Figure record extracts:
################

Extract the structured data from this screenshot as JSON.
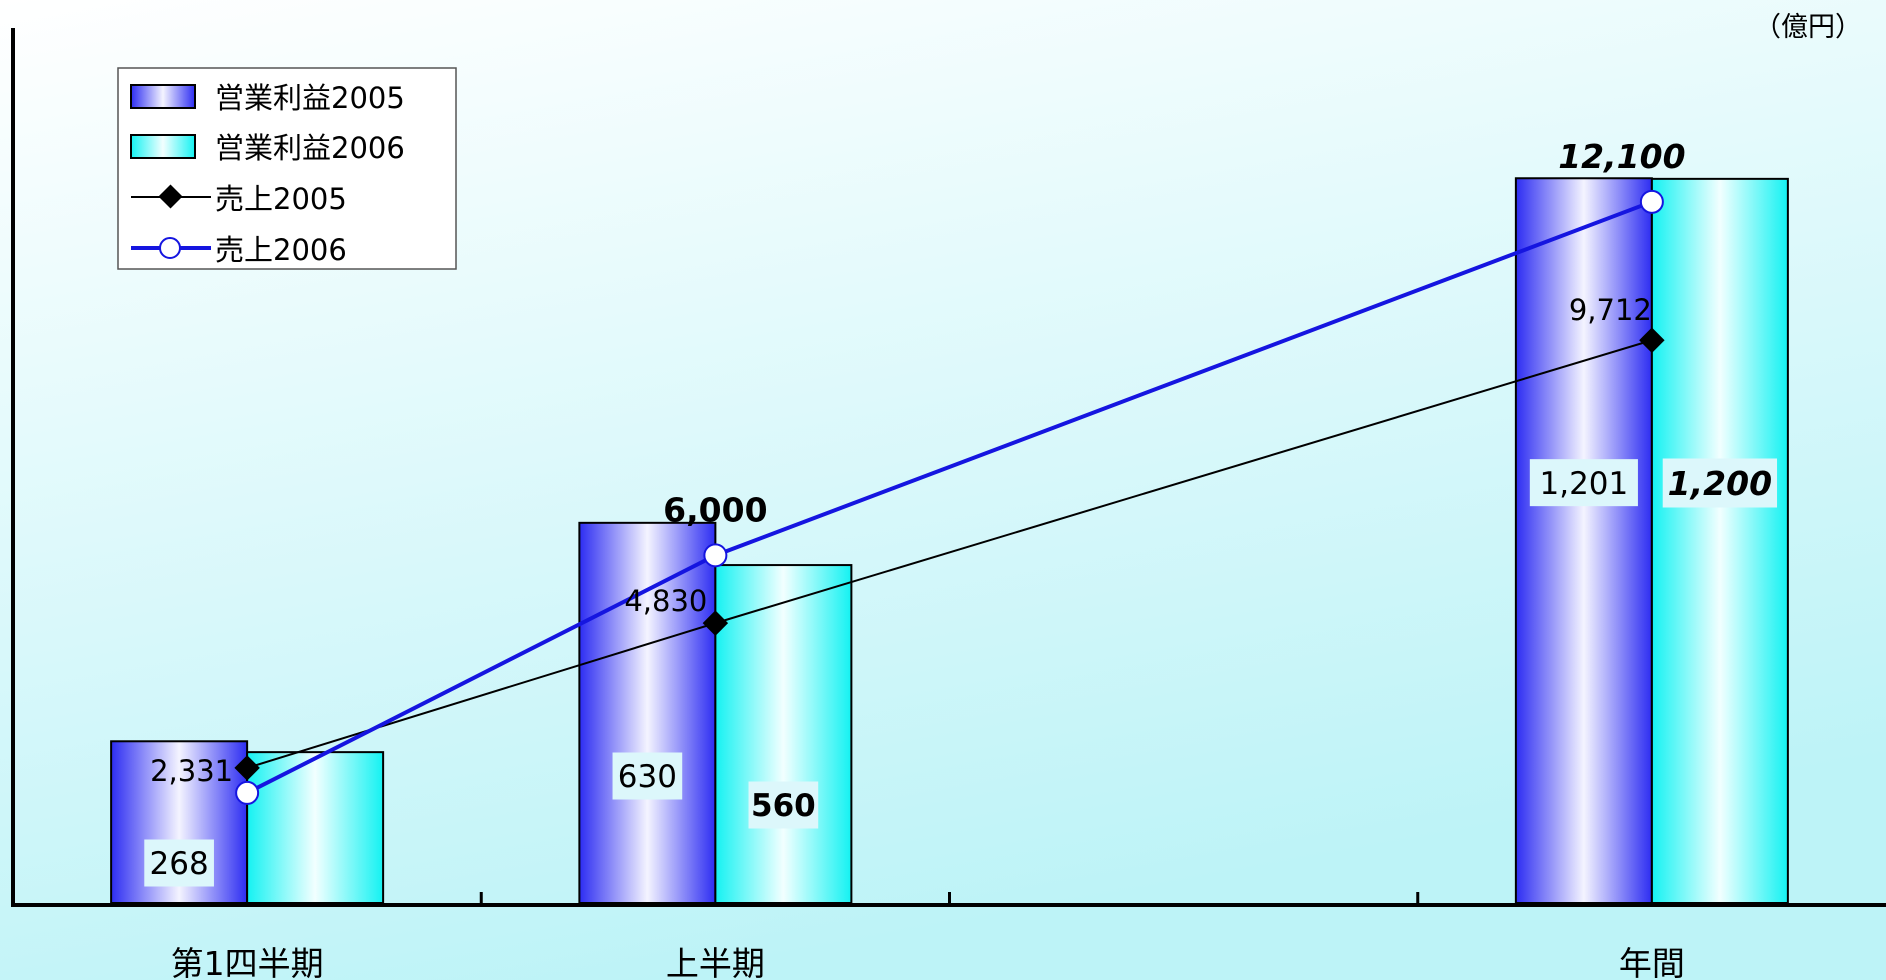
{
  "unit_label": "（億円）",
  "colors": {
    "bar2005_dark": "#2d2df2",
    "bar2005_light": "#f4f4ff",
    "bar2006_dark": "#14f2f2",
    "bar2006_light": "#f2ffff",
    "line2005": "#000000",
    "line2006": "#1515e0",
    "bg_top": "#ffffff",
    "bg_bottom": "#bdf3f7",
    "label_box": "#dcf7fb"
  },
  "chart_data": {
    "type": "bar",
    "categories": [
      "第1四半期",
      "上半期",
      "",
      "年間"
    ],
    "legend_position": "top-left",
    "grid": false,
    "ylim_bar": [
      0,
      1450
    ],
    "ylim_line": [
      0,
      15100
    ],
    "series": [
      {
        "name": "営業利益2005",
        "kind": "bar",
        "values": [
          268,
          630,
          null,
          1201
        ],
        "labels": [
          "268",
          "630",
          "",
          "1,201"
        ]
      },
      {
        "name": "営業利益2006",
        "kind": "bar",
        "values": [
          250,
          560,
          null,
          1200
        ],
        "labels": [
          "",
          "560",
          "",
          "1,200"
        ]
      },
      {
        "name": "売上2005",
        "kind": "line",
        "marker": "diamond",
        "values": [
          2331,
          4830,
          null,
          9712
        ],
        "labels": [
          "2,331",
          "4,830",
          "",
          "9,712"
        ]
      },
      {
        "name": "売上2006",
        "kind": "line",
        "marker": "circle",
        "values": [
          1900,
          6000,
          null,
          12100
        ],
        "labels": [
          "",
          "6,000",
          "",
          "12,100"
        ]
      }
    ]
  }
}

################

Each line of the data should be quoted exactly, with pictures left out.

Extract the structured data from this screenshot as JSON.
{
  "unit_label": "（億円）",
  "colors": {
    "bar2005_dark": "#2d2df2",
    "bar2005_light": "#f4f4ff",
    "bar2006_dark": "#14f2f2",
    "bar2006_light": "#f2ffff",
    "line2005": "#000000",
    "line2006": "#1515e0",
    "bg_top": "#ffffff",
    "bg_bottom": "#bdf3f7",
    "label_box": "#dcf7fb"
  },
  "chart_data": {
    "type": "bar",
    "categories": [
      "第1四半期",
      "上半期",
      "",
      "年間"
    ],
    "legend_position": "top-left",
    "grid": false,
    "ylim_bar": [
      0,
      1450
    ],
    "ylim_line": [
      0,
      15100
    ],
    "series": [
      {
        "name": "営業利益2005",
        "kind": "bar",
        "values": [
          268,
          630,
          null,
          1201
        ],
        "labels": [
          "268",
          "630",
          "",
          "1,201"
        ]
      },
      {
        "name": "営業利益2006",
        "kind": "bar",
        "values": [
          250,
          560,
          null,
          1200
        ],
        "labels": [
          "",
          "560",
          "",
          "1,200"
        ]
      },
      {
        "name": "売上2005",
        "kind": "line",
        "marker": "diamond",
        "values": [
          2331,
          4830,
          null,
          9712
        ],
        "labels": [
          "2,331",
          "4,830",
          "",
          "9,712"
        ]
      },
      {
        "name": "売上2006",
        "kind": "line",
        "marker": "circle",
        "values": [
          1900,
          6000,
          null,
          12100
        ],
        "labels": [
          "",
          "6,000",
          "",
          "12,100"
        ]
      }
    ]
  }
}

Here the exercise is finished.